EXERCISE DIRECTIONS:
Rewrite the entries below with each "aod-cell" changed to "aod-square" and every other part left unchanged.

TASK DATA:
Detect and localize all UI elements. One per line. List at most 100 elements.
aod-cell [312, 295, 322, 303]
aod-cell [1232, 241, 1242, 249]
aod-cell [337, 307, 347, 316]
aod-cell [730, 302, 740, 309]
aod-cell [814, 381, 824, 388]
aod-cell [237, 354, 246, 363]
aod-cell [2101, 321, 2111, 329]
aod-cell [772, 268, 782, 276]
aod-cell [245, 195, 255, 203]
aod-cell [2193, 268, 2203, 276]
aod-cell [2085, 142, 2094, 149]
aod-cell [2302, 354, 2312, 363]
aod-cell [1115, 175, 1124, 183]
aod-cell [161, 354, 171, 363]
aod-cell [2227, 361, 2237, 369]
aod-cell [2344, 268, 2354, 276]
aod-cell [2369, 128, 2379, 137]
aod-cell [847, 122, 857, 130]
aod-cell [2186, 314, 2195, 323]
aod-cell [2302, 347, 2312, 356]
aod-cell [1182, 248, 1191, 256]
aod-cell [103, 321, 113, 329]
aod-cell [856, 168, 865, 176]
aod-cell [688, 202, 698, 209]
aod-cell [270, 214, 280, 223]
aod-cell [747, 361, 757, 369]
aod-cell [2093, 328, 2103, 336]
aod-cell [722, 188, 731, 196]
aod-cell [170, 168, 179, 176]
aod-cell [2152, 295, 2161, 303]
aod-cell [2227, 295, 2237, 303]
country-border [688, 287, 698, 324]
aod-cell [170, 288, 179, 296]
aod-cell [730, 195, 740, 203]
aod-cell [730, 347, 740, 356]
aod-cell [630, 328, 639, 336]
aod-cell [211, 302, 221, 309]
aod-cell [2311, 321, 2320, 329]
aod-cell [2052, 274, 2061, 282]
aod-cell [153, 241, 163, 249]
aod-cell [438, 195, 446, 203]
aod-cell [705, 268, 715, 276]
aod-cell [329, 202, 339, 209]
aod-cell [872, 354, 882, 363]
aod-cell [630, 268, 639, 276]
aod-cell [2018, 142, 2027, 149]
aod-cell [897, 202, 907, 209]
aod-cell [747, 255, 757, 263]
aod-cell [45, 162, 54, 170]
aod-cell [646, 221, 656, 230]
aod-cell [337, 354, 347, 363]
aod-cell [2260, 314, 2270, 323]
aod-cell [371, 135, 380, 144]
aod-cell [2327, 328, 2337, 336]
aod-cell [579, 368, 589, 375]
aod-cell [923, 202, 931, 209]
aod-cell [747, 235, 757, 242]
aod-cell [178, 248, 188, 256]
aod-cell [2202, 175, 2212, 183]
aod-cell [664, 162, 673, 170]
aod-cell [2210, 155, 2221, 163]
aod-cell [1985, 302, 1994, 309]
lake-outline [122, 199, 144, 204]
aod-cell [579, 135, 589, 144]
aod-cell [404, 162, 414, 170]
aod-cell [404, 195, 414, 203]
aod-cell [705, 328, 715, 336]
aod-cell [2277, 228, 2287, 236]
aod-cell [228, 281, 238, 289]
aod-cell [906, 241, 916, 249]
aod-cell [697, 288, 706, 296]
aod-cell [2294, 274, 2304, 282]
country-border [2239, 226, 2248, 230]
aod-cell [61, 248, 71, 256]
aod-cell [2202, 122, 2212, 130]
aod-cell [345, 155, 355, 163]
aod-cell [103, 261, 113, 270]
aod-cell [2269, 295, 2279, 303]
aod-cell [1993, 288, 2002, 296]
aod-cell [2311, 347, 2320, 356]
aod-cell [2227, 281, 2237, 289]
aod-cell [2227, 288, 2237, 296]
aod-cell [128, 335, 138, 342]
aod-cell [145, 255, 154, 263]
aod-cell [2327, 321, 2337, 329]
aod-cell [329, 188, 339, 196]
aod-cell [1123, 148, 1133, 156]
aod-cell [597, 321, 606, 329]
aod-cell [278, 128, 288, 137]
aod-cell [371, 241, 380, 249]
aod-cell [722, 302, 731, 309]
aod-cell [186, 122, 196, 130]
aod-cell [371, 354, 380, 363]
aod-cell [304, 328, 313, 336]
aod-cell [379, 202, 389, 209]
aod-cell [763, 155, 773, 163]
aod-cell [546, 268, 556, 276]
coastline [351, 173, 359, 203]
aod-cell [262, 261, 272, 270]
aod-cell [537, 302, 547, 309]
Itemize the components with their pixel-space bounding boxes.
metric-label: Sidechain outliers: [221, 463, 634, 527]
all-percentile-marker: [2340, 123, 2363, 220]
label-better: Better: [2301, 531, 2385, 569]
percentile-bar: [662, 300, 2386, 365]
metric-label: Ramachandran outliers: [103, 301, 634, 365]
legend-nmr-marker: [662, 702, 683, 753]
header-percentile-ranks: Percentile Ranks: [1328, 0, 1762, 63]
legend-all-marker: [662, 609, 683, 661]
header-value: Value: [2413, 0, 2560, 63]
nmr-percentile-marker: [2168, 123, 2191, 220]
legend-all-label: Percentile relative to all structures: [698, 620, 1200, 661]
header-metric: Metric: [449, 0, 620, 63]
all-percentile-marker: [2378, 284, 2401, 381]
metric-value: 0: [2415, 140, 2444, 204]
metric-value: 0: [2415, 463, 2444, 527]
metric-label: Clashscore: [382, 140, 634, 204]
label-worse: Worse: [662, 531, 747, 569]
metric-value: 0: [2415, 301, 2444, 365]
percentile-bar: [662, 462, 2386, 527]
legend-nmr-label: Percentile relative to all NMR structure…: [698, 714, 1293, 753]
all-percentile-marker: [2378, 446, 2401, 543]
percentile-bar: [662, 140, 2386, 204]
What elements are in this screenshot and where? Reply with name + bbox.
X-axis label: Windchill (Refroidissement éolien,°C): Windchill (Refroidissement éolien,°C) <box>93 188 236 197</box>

EXPECTED ANSWER:
Detect and localize all UI elements. One per line. List at most 100 elements.
aod-square [312, 295, 322, 303]
aod-square [1232, 241, 1242, 249]
aod-square [337, 307, 347, 316]
aod-square [730, 302, 740, 309]
aod-square [814, 381, 824, 388]
aod-square [237, 354, 246, 363]
aod-square [2101, 321, 2111, 329]
aod-square [772, 268, 782, 276]
aod-square [245, 195, 255, 203]
aod-square [2193, 268, 2203, 276]
aod-square [2085, 142, 2094, 149]
aod-square [2302, 354, 2312, 363]
aod-square [1115, 175, 1124, 183]
aod-square [161, 354, 171, 363]
aod-square [2227, 361, 2237, 369]
aod-square [2344, 268, 2354, 276]
aod-square [2369, 128, 2379, 137]
aod-square [847, 122, 857, 130]
aod-square [2186, 314, 2195, 323]
aod-square [2302, 347, 2312, 356]
aod-square [1182, 248, 1191, 256]
aod-square [103, 321, 113, 329]
aod-square [856, 168, 865, 176]
aod-square [688, 202, 698, 209]
aod-square [270, 214, 280, 223]
aod-square [747, 361, 757, 369]
aod-square [2093, 328, 2103, 336]
aod-square [722, 188, 731, 196]
aod-square [170, 168, 179, 176]
aod-square [2152, 295, 2161, 303]
aod-square [2227, 295, 2237, 303]
country-border [688, 287, 698, 324]
aod-square [170, 288, 179, 296]
aod-square [730, 195, 740, 203]
aod-square [730, 347, 740, 356]
aod-square [630, 328, 639, 336]
aod-square [211, 302, 221, 309]
aod-square [2311, 321, 2320, 329]
aod-square [2052, 274, 2061, 282]
aod-square [153, 241, 163, 249]
aod-square [438, 195, 446, 203]
aod-square [705, 268, 715, 276]
aod-square [329, 202, 339, 209]
aod-square [872, 354, 882, 363]
aod-square [630, 268, 639, 276]
aod-square [2018, 142, 2027, 149]
aod-square [897, 202, 907, 209]
aod-square [747, 255, 757, 263]
aod-square [45, 162, 54, 170]
aod-square [646, 221, 656, 230]
aod-square [337, 354, 347, 363]
aod-square [2260, 314, 2270, 323]
aod-square [371, 135, 380, 144]
aod-square [2327, 328, 2337, 336]
aod-square [579, 368, 589, 375]
aod-square [923, 202, 931, 209]
aod-square [747, 235, 757, 242]
aod-square [178, 248, 188, 256]
aod-square [2202, 175, 2212, 183]
aod-square [664, 162, 673, 170]
aod-square [2210, 155, 2221, 163]
aod-square [1985, 302, 1994, 309]
lake-outline [122, 199, 144, 204]
aod-square [579, 135, 589, 144]
aod-square [404, 162, 414, 170]
aod-square [404, 195, 414, 203]
aod-square [705, 328, 715, 336]
aod-square [2277, 228, 2287, 236]
aod-square [228, 281, 238, 289]
aod-square [906, 241, 916, 249]
aod-square [697, 288, 706, 296]
aod-square [2294, 274, 2304, 282]
country-border [2239, 226, 2248, 230]
aod-square [61, 248, 71, 256]
aod-square [2202, 122, 2212, 130]
aod-square [345, 155, 355, 163]
aod-square [103, 261, 113, 270]
aod-square [2269, 295, 2279, 303]
aod-square [1993, 288, 2002, 296]
aod-square [2311, 347, 2320, 356]
aod-square [2227, 281, 2237, 289]
aod-square [2227, 288, 2237, 296]
aod-square [128, 335, 138, 342]
aod-square [145, 255, 154, 263]
aod-square [2327, 321, 2337, 329]
aod-square [329, 188, 339, 196]
aod-square [1123, 148, 1133, 156]
aod-square [597, 321, 606, 329]
aod-square [278, 128, 288, 137]
aod-square [371, 241, 380, 249]
aod-square [722, 302, 731, 309]
aod-square [186, 122, 196, 130]
aod-square [371, 354, 380, 363]
aod-square [304, 328, 313, 336]
aod-square [379, 202, 389, 209]
aod-square [763, 155, 773, 163]
aod-square [546, 268, 556, 276]
coastline [351, 173, 359, 203]
aod-square [262, 261, 272, 270]
aod-square [537, 302, 547, 309]
Itemize the components with their pixel-space bounding boxes.
metric-label: Sidechain outliers: [221, 463, 634, 527]
all-percentile-marker: [2340, 123, 2363, 220]
label-better: Better: [2301, 531, 2385, 569]
percentile-bar: [662, 300, 2386, 365]
metric-label: Ramachandran outliers: [103, 301, 634, 365]
legend-nmr-marker: [662, 702, 683, 753]
header-percentile-ranks: Percentile Ranks: [1328, 0, 1762, 63]
legend-all-marker: [662, 609, 683, 661]
header-value: Value: [2413, 0, 2560, 63]
nmr-percentile-marker: [2168, 123, 2191, 220]
legend-all-label: Percentile relative to all structures: [698, 620, 1200, 661]
header-metric: Metric: [449, 0, 620, 63]
all-percentile-marker: [2378, 284, 2401, 381]
metric-value: 0: [2415, 140, 2444, 204]
metric-value: 0: [2415, 463, 2444, 527]
metric-label: Clashscore: [382, 140, 634, 204]
label-worse: Worse: [662, 531, 747, 569]
metric-value: 0: [2415, 301, 2444, 365]
percentile-bar: [662, 462, 2386, 527]
legend-nmr-label: Percentile relative to all NMR structure…: [698, 714, 1293, 753]
all-percentile-marker: [2378, 446, 2401, 543]
percentile-bar: [662, 140, 2386, 204]
What elements are in this screenshot and where? Reply with name + bbox.
X-axis label: Windchill (Refroidissement éolien,°C): Windchill (Refroidissement éolien,°C) <box>93 188 236 197</box>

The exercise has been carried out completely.